- What the exercise asks -
Copy out the material word for word, from its first line down to the line containing "dbt-canvas-button[interactable] — [1378, 14, 1406, 42]", both included.

──────── Raw records

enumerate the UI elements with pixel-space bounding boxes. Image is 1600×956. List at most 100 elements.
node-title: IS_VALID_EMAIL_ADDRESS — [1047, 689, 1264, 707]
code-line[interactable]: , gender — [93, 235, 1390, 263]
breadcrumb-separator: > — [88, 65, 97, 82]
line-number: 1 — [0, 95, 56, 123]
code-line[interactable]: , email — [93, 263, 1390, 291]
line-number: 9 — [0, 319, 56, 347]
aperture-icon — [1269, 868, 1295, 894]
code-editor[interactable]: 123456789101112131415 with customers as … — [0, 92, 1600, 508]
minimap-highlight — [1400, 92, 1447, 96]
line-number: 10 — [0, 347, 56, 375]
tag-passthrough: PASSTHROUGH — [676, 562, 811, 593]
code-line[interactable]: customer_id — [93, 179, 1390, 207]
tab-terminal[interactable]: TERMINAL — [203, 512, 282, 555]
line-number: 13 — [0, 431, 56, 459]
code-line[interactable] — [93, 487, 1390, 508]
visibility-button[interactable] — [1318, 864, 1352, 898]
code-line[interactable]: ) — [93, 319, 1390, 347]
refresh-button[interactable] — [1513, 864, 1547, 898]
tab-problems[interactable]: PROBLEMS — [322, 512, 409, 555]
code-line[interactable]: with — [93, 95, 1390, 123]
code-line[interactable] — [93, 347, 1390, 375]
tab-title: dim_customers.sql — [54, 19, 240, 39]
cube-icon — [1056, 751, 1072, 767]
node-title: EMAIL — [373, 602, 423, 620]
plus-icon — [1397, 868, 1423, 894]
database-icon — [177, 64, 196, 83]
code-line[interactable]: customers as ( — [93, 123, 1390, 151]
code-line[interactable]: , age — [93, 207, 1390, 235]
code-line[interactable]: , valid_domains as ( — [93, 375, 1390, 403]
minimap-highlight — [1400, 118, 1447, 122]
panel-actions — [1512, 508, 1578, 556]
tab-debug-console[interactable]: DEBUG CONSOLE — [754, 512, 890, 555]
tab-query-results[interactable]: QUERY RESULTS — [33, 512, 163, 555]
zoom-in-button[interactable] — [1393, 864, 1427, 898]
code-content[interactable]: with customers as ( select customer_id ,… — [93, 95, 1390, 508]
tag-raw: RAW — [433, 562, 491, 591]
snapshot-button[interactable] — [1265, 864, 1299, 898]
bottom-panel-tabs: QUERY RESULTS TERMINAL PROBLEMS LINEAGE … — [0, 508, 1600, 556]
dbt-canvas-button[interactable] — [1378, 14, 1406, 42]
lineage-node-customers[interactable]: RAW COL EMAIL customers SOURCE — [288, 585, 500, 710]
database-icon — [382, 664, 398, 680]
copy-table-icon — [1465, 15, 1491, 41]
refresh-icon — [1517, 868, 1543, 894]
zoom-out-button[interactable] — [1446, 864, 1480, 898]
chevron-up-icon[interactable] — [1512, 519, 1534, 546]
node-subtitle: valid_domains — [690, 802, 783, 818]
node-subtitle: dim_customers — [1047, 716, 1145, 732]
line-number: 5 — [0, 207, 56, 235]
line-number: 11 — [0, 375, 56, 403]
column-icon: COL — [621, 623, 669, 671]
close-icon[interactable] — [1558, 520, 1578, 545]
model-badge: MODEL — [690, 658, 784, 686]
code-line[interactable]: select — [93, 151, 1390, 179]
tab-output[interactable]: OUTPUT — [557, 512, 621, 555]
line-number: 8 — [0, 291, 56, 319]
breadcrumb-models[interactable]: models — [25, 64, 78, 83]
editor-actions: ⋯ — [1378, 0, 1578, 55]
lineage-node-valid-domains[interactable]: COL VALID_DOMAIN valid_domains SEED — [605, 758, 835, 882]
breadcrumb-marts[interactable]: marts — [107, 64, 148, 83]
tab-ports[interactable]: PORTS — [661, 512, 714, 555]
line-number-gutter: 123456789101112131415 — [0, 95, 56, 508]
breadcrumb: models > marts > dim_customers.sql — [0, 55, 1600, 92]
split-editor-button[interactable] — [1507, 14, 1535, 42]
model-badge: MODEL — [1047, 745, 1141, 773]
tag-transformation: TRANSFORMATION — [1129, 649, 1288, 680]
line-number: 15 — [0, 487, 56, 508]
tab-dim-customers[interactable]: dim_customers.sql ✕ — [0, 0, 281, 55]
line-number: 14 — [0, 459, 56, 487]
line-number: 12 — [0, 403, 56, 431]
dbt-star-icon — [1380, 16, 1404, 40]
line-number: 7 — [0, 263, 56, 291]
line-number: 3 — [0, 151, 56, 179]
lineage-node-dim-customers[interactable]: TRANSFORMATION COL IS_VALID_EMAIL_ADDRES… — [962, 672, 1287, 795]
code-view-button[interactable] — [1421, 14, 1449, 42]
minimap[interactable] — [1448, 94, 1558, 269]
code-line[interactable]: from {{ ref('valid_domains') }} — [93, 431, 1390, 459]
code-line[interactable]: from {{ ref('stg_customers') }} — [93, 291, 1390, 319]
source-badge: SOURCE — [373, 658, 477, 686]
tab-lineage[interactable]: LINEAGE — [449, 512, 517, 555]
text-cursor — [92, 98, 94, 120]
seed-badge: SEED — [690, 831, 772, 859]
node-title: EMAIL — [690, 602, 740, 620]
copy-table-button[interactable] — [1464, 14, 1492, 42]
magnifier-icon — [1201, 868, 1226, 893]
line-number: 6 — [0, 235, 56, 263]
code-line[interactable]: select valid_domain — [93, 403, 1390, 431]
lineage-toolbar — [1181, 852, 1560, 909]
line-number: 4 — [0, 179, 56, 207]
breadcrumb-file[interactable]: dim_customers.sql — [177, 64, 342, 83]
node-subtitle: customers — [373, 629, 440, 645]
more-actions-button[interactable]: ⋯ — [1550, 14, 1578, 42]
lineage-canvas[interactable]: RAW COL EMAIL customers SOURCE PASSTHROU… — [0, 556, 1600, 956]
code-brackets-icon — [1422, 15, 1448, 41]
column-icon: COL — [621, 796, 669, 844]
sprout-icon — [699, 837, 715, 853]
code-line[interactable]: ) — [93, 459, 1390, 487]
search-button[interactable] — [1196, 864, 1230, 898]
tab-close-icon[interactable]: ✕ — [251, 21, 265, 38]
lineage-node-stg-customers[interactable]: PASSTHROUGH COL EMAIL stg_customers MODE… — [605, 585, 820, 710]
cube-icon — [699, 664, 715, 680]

────────────────

- Task output -
enumerate the UI elements with pixel-space bounding boxes. Image is 1600×956. List at most 100 elements.
node-title: IS_VALID_EMAIL_ADDRESS — [1047, 689, 1264, 707]
code-line[interactable]: , gender — [93, 235, 1390, 263]
breadcrumb-separator: > — [88, 65, 97, 82]
line-number: 1 — [0, 95, 56, 123]
code-line[interactable]: , email — [93, 263, 1390, 291]
line-number: 9 — [0, 319, 56, 347]
aperture-icon — [1269, 868, 1295, 894]
code-editor[interactable]: 123456789101112131415 with customers as … — [0, 92, 1600, 508]
minimap-highlight — [1400, 92, 1447, 96]
line-number: 10 — [0, 347, 56, 375]
tag-passthrough: PASSTHROUGH — [676, 562, 811, 593]
code-line[interactable]: customer_id — [93, 179, 1390, 207]
tab-terminal[interactable]: TERMINAL — [203, 512, 282, 555]
line-number: 13 — [0, 431, 56, 459]
code-line[interactable] — [93, 487, 1390, 508]
visibility-button[interactable] — [1318, 864, 1352, 898]
code-line[interactable]: ) — [93, 319, 1390, 347]
refresh-button[interactable] — [1513, 864, 1547, 898]
tab-problems[interactable]: PROBLEMS — [322, 512, 409, 555]
code-line[interactable]: with — [93, 95, 1390, 123]
code-line[interactable] — [93, 347, 1390, 375]
tab-title: dim_customers.sql — [54, 19, 240, 39]
cube-icon — [1056, 751, 1072, 767]
node-title: EMAIL — [373, 602, 423, 620]
plus-icon — [1397, 868, 1423, 894]
database-icon — [177, 64, 196, 83]
code-line[interactable]: customers as ( — [93, 123, 1390, 151]
code-line[interactable]: , age — [93, 207, 1390, 235]
code-line[interactable]: , valid_domains as ( — [93, 375, 1390, 403]
minimap-highlight — [1400, 118, 1447, 122]
panel-actions — [1512, 508, 1578, 556]
tab-debug-console[interactable]: DEBUG CONSOLE — [754, 512, 890, 555]
tab-query-results[interactable]: QUERY RESULTS — [33, 512, 163, 555]
zoom-in-button[interactable] — [1393, 864, 1427, 898]
code-content[interactable]: with customers as ( select customer_id ,… — [93, 95, 1390, 508]
tag-raw: RAW — [433, 562, 491, 591]
snapshot-button[interactable] — [1265, 864, 1299, 898]
bottom-panel-tabs: QUERY RESULTS TERMINAL PROBLEMS LINEAGE … — [0, 508, 1600, 556]
dbt-canvas-button[interactable] — [1378, 14, 1406, 42]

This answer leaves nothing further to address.